* Stored rows:
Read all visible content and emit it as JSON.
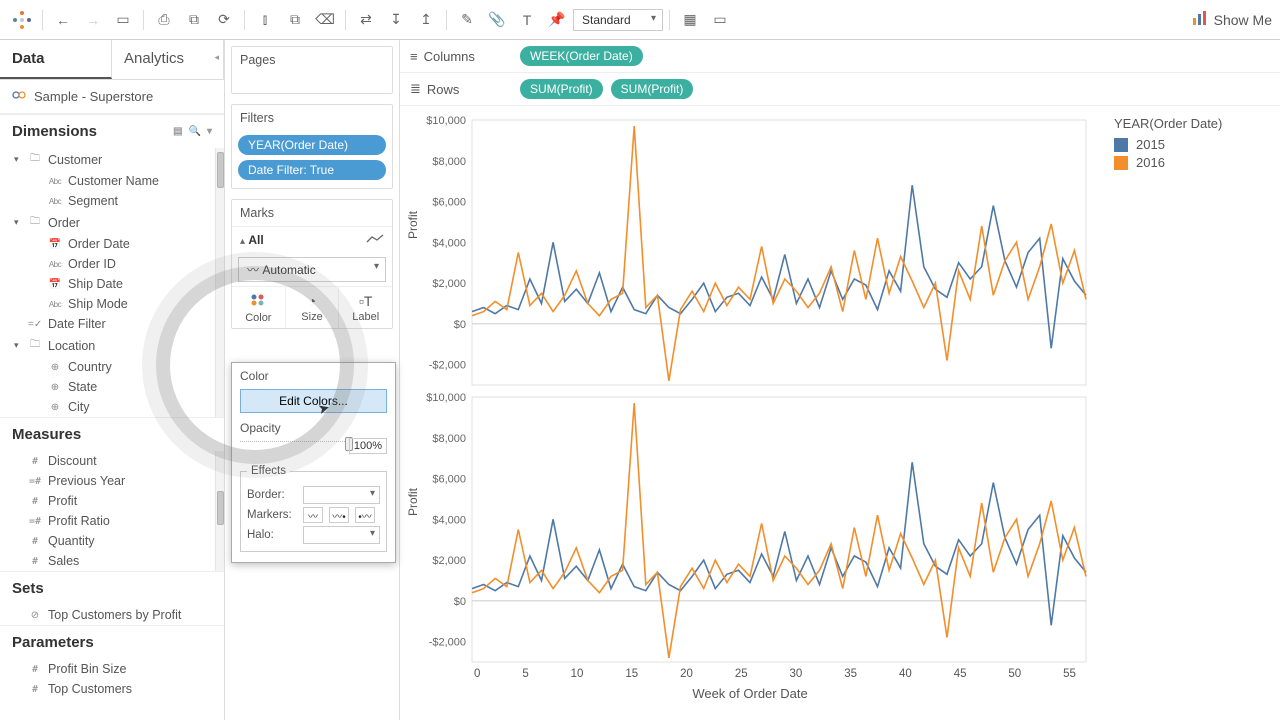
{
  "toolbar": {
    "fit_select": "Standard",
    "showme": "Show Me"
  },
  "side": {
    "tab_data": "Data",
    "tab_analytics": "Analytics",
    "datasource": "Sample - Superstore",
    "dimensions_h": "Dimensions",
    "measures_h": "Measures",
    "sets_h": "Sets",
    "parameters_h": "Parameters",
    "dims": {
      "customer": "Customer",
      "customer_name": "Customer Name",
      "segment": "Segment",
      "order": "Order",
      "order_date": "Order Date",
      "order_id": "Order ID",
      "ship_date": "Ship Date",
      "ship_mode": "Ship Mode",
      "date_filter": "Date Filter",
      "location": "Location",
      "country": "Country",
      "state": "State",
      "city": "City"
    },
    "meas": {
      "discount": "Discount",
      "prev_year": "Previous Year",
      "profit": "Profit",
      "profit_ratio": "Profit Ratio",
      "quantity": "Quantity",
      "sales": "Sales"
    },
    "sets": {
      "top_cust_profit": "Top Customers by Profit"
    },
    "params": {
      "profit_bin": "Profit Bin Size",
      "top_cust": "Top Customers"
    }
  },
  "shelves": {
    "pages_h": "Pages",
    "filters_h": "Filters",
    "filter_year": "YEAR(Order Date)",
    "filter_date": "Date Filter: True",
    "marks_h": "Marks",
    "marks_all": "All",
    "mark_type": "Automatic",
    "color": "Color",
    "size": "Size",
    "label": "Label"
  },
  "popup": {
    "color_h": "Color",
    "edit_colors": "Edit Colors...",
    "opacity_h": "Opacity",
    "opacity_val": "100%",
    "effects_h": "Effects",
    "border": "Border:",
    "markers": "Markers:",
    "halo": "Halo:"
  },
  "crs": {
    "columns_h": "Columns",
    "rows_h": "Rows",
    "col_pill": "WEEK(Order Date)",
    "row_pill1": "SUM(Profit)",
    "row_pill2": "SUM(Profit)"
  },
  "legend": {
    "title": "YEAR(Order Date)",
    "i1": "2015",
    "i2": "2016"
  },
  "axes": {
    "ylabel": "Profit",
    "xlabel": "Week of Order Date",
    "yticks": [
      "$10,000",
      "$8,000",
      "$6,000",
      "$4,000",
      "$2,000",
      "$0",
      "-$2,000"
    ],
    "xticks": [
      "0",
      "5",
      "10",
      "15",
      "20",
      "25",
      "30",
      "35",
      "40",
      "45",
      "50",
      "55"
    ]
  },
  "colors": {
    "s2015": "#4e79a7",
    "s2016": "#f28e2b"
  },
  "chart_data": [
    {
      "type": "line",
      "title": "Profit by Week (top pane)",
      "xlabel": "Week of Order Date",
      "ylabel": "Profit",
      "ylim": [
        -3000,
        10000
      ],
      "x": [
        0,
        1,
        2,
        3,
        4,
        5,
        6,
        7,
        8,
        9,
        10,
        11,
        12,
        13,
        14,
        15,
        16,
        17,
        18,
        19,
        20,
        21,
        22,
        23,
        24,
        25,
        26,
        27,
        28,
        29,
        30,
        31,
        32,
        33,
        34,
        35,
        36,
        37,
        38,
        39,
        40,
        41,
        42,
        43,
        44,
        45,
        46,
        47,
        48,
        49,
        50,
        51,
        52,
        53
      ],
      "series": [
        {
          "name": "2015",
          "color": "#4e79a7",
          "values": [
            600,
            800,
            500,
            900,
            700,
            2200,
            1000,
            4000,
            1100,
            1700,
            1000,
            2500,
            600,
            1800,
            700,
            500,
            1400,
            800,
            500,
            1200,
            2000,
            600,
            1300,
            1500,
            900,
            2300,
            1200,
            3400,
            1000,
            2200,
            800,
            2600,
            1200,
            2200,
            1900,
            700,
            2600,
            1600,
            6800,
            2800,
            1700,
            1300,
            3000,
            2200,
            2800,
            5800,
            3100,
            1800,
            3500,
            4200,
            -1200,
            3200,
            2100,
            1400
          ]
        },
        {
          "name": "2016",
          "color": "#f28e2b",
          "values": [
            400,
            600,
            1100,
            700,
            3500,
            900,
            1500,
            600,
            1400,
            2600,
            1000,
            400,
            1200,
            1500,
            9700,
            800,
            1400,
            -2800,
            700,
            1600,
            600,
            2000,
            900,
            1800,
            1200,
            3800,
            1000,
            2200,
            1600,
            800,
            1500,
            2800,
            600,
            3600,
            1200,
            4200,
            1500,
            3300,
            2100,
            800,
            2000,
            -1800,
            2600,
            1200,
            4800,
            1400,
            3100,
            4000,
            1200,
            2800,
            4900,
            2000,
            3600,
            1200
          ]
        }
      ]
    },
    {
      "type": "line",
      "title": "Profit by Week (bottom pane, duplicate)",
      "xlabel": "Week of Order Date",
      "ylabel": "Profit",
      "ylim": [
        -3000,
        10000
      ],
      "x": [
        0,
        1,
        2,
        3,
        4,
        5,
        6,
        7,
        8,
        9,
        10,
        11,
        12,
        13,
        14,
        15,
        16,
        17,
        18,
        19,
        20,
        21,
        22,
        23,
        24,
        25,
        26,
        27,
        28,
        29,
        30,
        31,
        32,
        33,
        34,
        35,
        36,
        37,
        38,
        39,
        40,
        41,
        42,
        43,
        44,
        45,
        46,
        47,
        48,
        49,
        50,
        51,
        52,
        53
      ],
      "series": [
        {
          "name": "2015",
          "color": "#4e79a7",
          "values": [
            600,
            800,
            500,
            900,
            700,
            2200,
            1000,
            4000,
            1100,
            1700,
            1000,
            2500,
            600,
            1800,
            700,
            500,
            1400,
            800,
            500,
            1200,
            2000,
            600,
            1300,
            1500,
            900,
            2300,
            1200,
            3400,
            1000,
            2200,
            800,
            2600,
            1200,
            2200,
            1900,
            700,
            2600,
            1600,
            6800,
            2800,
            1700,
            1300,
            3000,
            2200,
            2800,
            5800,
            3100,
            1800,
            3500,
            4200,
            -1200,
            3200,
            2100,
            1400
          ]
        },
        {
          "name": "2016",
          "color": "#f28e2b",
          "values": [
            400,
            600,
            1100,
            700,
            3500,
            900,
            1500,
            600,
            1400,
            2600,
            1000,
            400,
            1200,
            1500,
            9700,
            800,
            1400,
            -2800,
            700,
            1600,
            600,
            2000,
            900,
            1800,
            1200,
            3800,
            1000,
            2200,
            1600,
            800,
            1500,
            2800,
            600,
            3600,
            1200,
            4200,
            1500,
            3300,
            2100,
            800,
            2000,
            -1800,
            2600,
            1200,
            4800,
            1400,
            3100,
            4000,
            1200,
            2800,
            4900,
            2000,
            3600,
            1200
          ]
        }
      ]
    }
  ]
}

* Written request: How many lines in the records above contain the word "title"? Give only the number.

* The answer: 3